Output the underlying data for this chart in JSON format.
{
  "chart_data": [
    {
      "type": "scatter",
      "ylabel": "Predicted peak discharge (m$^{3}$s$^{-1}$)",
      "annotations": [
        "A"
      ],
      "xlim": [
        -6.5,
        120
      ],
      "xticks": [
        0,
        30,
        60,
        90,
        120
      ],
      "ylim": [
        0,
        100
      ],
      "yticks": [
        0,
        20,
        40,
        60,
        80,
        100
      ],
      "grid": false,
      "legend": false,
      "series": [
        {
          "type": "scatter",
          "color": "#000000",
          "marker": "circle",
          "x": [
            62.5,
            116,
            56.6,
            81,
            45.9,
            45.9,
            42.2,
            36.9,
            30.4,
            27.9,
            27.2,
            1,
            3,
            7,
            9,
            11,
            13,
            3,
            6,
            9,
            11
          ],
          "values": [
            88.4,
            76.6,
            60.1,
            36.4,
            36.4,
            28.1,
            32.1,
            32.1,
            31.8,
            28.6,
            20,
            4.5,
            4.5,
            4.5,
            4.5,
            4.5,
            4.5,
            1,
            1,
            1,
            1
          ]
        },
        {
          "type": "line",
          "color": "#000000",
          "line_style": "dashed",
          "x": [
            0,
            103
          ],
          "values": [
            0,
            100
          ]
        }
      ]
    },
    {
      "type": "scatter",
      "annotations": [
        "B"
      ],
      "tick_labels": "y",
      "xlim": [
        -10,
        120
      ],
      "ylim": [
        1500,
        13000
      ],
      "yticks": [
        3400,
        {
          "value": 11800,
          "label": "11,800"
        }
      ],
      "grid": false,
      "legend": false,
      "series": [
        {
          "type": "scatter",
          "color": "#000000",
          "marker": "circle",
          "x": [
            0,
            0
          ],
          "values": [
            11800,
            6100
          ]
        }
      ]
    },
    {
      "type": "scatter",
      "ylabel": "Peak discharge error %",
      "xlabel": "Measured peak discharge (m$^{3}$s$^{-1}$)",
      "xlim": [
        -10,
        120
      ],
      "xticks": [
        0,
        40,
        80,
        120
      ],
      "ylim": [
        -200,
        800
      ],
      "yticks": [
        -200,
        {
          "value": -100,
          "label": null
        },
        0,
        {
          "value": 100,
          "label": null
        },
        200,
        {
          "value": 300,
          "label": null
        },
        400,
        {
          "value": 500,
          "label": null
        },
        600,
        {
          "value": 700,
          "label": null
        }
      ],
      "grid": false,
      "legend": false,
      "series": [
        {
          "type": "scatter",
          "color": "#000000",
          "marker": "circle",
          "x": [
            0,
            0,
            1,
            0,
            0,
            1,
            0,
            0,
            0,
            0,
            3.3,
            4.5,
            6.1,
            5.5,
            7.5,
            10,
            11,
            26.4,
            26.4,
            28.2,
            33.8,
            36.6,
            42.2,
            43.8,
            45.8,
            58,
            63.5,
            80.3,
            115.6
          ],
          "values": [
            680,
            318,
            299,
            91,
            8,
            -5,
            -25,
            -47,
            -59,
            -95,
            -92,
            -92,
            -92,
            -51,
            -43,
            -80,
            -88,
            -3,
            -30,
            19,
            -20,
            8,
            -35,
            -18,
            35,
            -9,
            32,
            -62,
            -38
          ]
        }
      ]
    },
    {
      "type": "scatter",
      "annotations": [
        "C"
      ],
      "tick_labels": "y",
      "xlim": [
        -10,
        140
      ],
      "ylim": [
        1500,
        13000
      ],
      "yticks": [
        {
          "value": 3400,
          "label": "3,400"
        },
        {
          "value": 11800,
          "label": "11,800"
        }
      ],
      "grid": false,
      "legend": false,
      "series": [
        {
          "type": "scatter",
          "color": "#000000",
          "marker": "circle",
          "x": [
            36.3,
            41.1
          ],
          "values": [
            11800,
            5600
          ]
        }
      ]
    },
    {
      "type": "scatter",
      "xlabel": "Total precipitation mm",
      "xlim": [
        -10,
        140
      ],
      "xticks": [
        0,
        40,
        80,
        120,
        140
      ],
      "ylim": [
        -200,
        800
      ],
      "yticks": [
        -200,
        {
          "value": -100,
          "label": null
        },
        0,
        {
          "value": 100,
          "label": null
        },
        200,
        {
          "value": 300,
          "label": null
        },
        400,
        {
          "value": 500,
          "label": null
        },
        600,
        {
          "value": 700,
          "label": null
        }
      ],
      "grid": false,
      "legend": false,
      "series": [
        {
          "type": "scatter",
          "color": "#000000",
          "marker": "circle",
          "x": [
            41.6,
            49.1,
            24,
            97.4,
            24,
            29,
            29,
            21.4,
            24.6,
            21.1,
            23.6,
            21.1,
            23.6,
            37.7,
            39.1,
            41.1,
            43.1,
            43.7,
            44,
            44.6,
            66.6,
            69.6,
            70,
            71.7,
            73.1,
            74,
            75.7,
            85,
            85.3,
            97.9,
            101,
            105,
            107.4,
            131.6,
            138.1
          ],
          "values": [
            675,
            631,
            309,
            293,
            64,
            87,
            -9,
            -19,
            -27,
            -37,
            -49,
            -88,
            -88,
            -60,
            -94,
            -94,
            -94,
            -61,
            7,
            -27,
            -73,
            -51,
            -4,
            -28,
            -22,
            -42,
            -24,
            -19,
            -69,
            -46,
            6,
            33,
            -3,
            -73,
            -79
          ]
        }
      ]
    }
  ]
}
+++++
### [Given request]
Using the data above, output each line exactly.

### [Task response]
Output the underlying data for this chart in JSON format.
{
  "chart_data": [
    {
      "type": "scatter",
      "ylabel": "Predicted peak discharge (m$^{3}$s$^{-1}$)",
      "annotations": [
        "A"
      ],
      "xlim": [
        -6.5,
        120
      ],
      "xticks": [
        0,
        30,
        60,
        90,
        120
      ],
      "ylim": [
        0,
        100
      ],
      "yticks": [
        0,
        20,
        40,
        60,
        80,
        100
      ],
      "grid": false,
      "legend": false,
      "series": [
        {
          "type": "scatter",
          "color": "#000000",
          "marker": "circle",
          "x": [
            62.5,
            116,
            56.6,
            81,
            45.9,
            45.9,
            42.2,
            36.9,
            30.4,
            27.9,
            27.2,
            1,
            3,
            7,
            9,
            11,
            13,
            3,
            6,
            9,
            11
          ],
          "values": [
            88.4,
            76.6,
            60.1,
            36.4,
            36.4,
            28.1,
            32.1,
            32.1,
            31.8,
            28.6,
            20,
            4.5,
            4.5,
            4.5,
            4.5,
            4.5,
            4.5,
            1,
            1,
            1,
            1
          ]
        },
        {
          "type": "line",
          "color": "#000000",
          "line_style": "dashed",
          "x": [
            0,
            103
          ],
          "values": [
            0,
            100
          ]
        }
      ]
    },
    {
      "type": "scatter",
      "annotations": [
        "B"
      ],
      "tick_labels": "y",
      "xlim": [
        -10,
        120
      ],
      "ylim": [
        1500,
        13000
      ],
      "yticks": [
        3400,
        {
          "value": 11800,
          "label": "11,800"
        }
      ],
      "grid": false,
      "legend": false,
      "series": [
        {
          "type": "scatter",
          "color": "#000000",
          "marker": "circle",
          "x": [
            0,
            0
          ],
          "values": [
            11800,
            6100
          ]
        }
      ]
    },
    {
      "type": "scatter",
      "ylabel": "Peak discharge error %",
      "xlabel": "Measured peak discharge (m$^{3}$s$^{-1}$)",
      "xlim": [
        -10,
        120
      ],
      "xticks": [
        0,
        40,
        80,
        120
      ],
      "ylim": [
        -200,
        800
      ],
      "yticks": [
        -200,
        {
          "value": -100,
          "label": null
        },
        0,
        {
          "value": 100,
          "label": null
        },
        200,
        {
          "value": 300,
          "label": null
        },
        400,
        {
          "value": 500,
          "label": null
        },
        600,
        {
          "value": 700,
          "label": null
        }
      ],
      "grid": false,
      "legend": false,
      "series": [
        {
          "type": "scatter",
          "color": "#000000",
          "marker": "circle",
          "x": [
            0,
            0,
            1,
            0,
            0,
            1,
            0,
            0,
            0,
            0,
            3.3,
            4.5,
            6.1,
            5.5,
            7.5,
            10,
            11,
            26.4,
            26.4,
            28.2,
            33.8,
            36.6,
            42.2,
            43.8,
            45.8,
            58,
            63.5,
            80.3,
            115.6
          ],
          "values": [
            680,
            318,
            299,
            91,
            8,
            -5,
            -25,
            -47,
            -59,
            -95,
            -92,
            -92,
            -92,
            -51,
            -43,
            -80,
            -88,
            -3,
            -30,
            19,
            -20,
            8,
            -35,
            -18,
            35,
            -9,
            32,
            -62,
            -38
          ]
        }
      ]
    },
    {
      "type": "scatter",
      "annotations": [
        "C"
      ],
      "tick_labels": "y",
      "xlim": [
        -10,
        140
      ],
      "ylim": [
        1500,
        13000
      ],
      "yticks": [
        {
          "value": 3400,
          "label": "3,400"
        },
        {
          "value": 11800,
          "label": "11,800"
        }
      ],
      "grid": false,
      "legend": false,
      "series": [
        {
          "type": "scatter",
          "color": "#000000",
          "marker": "circle",
          "x": [
            36.3,
            41.1
          ],
          "values": [
            11800,
            5600
          ]
        }
      ]
    },
    {
      "type": "scatter",
      "xlabel": "Total precipitation mm",
      "xlim": [
        -10,
        140
      ],
      "xticks": [
        0,
        40,
        80,
        120,
        140
      ],
      "ylim": [
        -200,
        800
      ],
      "yticks": [
        -200,
        {
          "value": -100,
          "label": null
        },
        0,
        {
          "value": 100,
          "label": null
        },
        200,
        {
          "value": 300,
          "label": null
        },
        400,
        {
          "value": 500,
          "label": null
        },
        600,
        {
          "value": 700,
          "label": null
        }
      ],
      "grid": false,
      "legend": false,
      "series": [
        {
          "type": "scatter",
          "color": "#000000",
          "marker": "circle",
          "x": [
            41.6,
            49.1,
            24,
            97.4,
            24,
            29,
            29,
            21.4,
            24.6,
            21.1,
            23.6,
            21.1,
            23.6,
            37.7,
            39.1,
            41.1,
            43.1,
            43.7,
            44,
            44.6,
            66.6,
            69.6,
            70,
            71.7,
            73.1,
            74,
            75.7,
            85,
            85.3,
            97.9,
            101,
            105,
            107.4,
            131.6,
            138.1
          ],
          "values": [
            675,
            631,
            309,
            293,
            64,
            87,
            -9,
            -19,
            -27,
            -37,
            -49,
            -88,
            -88,
            -60,
            -94,
            -94,
            -94,
            -61,
            7,
            -27,
            -73,
            -51,
            -4,
            -28,
            -22,
            -42,
            -24,
            -19,
            -69,
            -46,
            6,
            33,
            -3,
            -73,
            -79
          ]
        }
      ]
    }
  ]
}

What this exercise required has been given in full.